## AIM
Each record below must be returned exactly as shown.

## EXCERPTED DATA
** begin **

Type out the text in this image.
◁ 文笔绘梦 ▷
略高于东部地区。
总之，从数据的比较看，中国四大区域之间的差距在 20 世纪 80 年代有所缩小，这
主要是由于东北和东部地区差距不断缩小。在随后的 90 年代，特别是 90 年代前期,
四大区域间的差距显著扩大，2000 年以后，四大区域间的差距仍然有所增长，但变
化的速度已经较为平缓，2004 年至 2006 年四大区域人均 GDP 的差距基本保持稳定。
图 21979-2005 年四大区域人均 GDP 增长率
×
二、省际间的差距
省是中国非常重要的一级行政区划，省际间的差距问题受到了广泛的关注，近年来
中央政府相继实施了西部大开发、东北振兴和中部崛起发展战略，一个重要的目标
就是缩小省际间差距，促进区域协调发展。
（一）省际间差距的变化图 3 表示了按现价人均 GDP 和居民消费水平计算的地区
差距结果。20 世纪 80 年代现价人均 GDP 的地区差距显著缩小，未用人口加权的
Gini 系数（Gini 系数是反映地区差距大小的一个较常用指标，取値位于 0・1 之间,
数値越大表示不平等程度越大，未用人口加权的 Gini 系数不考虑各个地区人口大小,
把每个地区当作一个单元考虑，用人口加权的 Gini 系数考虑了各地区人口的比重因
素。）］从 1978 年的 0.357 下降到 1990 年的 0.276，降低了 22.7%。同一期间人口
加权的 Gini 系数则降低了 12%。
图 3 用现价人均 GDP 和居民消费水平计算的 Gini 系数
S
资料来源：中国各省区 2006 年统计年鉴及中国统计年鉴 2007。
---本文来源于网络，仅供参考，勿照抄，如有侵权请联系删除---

** end **

## SOLUTION
Type out the text in this image.
◁ 文笔绘梦 ▷
略高于东部地区。
总之，从数据的比较看，中国四大区域之间的差距在 20 世纪 80 年代有所缩小，这
主要是由于东北和东部地区差距不断缩小。在随后的 90 年代，特别是 90 年代前期,
四大区域间的差距显著扩大，2000 年以后，四大区域间的差距仍然有所增长，但变
化的速度已经较为平缓，2004 年至 2006 年四大区域人均 GDP 的差距基本保持稳定。
图 21979-2005 年四大区域人均 GDP 增长率
×
二、省际间的差距
省是中国非常重要的一级行政区划，省际间的差距问题受到了广泛的关注，近年来
中央政府相继实施了西部大开发、东北振兴和中部崛起发展战略，一个重要的目标
就是缩小省际间差距，促进区域协调发展。
（一）省际间差距的变化图 3 表示了按现价人均 GDP 和居民消费水平计算的地区
差距结果。20 世纪 80 年代现价人均 GDP 的地区差距显著缩小，未用人口加权的
Gini 系数（Gini 系数是反映地区差距大小的一个较常用指标，取値位于 0・1 之间,
数値越大表示不平等程度越大，未用人口加权的 Gini 系数不考虑各个地区人口大小,
把每个地区当作一个单元考虑，用人口加权的 Gini 系数考虑了各地区人口的比重因
素。）］从 1978 年的 0.357 下降到 1990 年的 0.276，降低了 22.7%。同一期间人口
加权的 Gini 系数则降低了 12%。
图 3 用现价人均 GDP 和居民消费水平计算的 Gini 系数
S
资料来源：中国各省区 2006 年统计年鉴及中国统计年鉴 2007。
---本文来源于网络，仅供参考，勿照抄，如有侵权请联系删除---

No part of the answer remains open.